* _EXERCISE PROMPT_
Quote all entries exactly, leaving pictures aside.

Saved entries
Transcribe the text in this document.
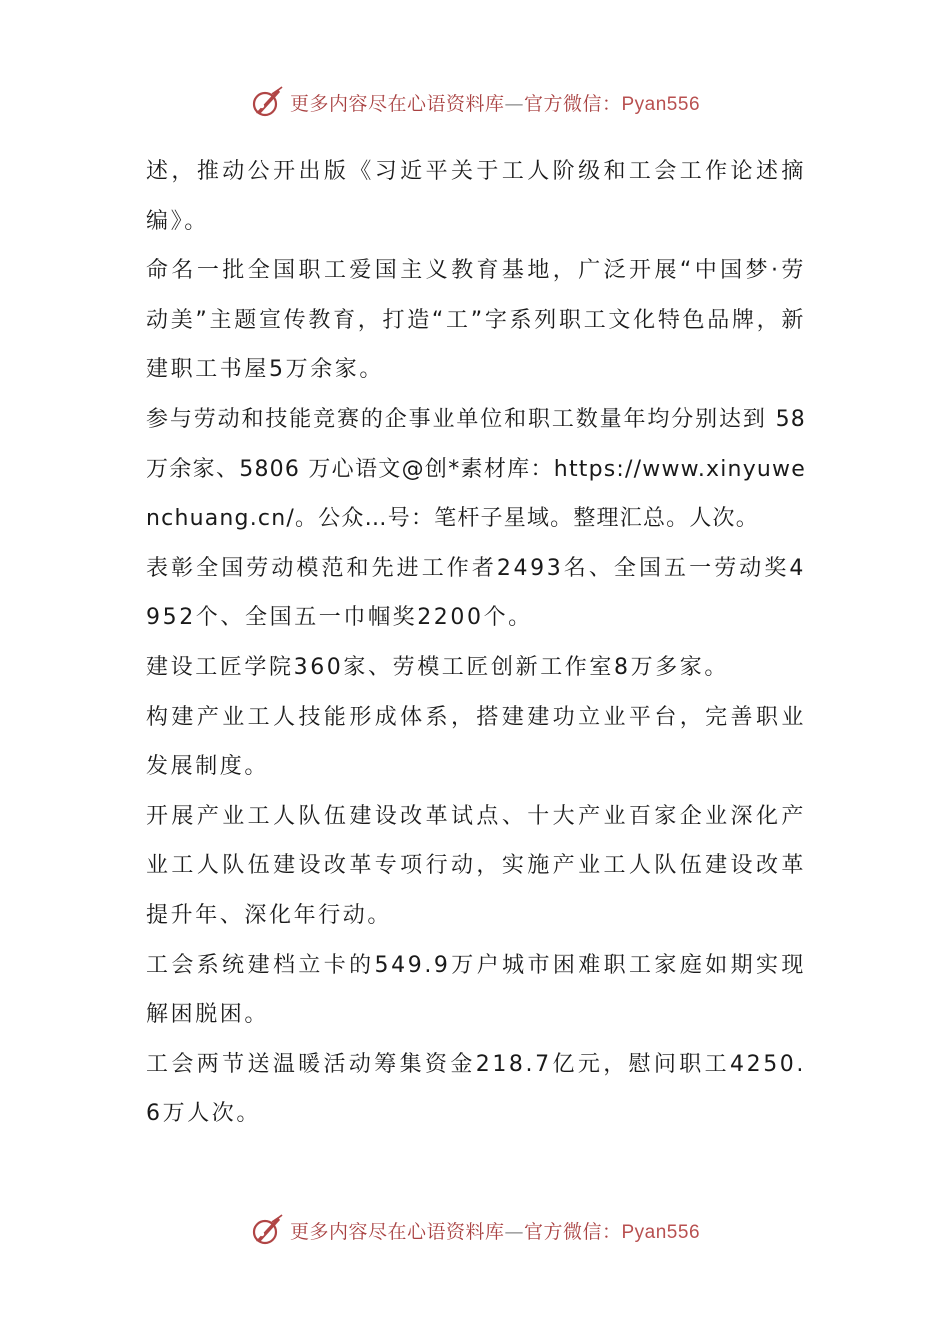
更多内容尽在心语资料库—官方微信：Pyan556

述，推动公开出版《习近平关于工人阶级和工会工作论述摘编》。

命名一批全国职工爱国主义教育基地，广泛开展“中国梦·劳动美”主题宣传教育，打造“工”字系列职工文化特色品牌，新建职工书屋5万余家。

参与劳动和技能竞赛的企事业单位和职工数量年均分别达到 58 万余家、5806 万心语文@创*素材库：https://www.xinyuwenchuang.cn/。公众…号：笔杆子星域。整理汇总。人次。

表彰全国劳动模范和先进工作者2493名、全国五一劳动奖4952个、全国五一巾帼奖2200个。

建设工匠学院360家、劳模工匠创新工作室8万多家。

构建产业工人技能形成体系，搭建建功立业平台，完善职业发展制度。

开展产业工人队伍建设改革试点、十大产业百家企业深化产业工人队伍建设改革专项行动，实施产业工人队伍建设改革提升年、深化年行动。

工会系统建档立卡的549.9万户城市困难职工家庭如期实现解困脱困。

工会两节送温暖活动筹集资金218.7亿元，慰问职工4250.6万人次。

更多内容尽在心语资料库—官方微信：Pyan556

* _ANSWER FOR THIS EXERCISE_
Transcribe the text in this document.
更多内容尽在心语资料库—官方微信：Pyan556

述，推动公开出版《习近平关于工人阶级和工会工作论述摘编》。

命名一批全国职工爱国主义教育基地，广泛开展“中国梦·劳动美”主题宣传教育，打造“工”字系列职工文化特色品牌，新建职工书屋5万余家。

参与劳动和技能竞赛的企事业单位和职工数量年均分别达到 58 万余家、5806 万心语文@创*素材库：https://www.xinyuwenchuang.cn/。公众…号：笔杆子星域。整理汇总。人次。

表彰全国劳动模范和先进工作者2493名、全国五一劳动奖4952个、全国五一巾帼奖2200个。

建设工匠学院360家、劳模工匠创新工作室8万多家。

构建产业工人技能形成体系，搭建建功立业平台，完善职业发展制度。

开展产业工人队伍建设改革试点、十大产业百家企业深化产业工人队伍建设改革专项行动，实施产业工人队伍建设改革提升年、深化年行动。

工会系统建档立卡的549.9万户城市困难职工家庭如期实现解困脱困。

工会两节送温暖活动筹集资金218.7亿元，慰问职工4250.6万人次。

更多内容尽在心语资料库—官方微信：Pyan556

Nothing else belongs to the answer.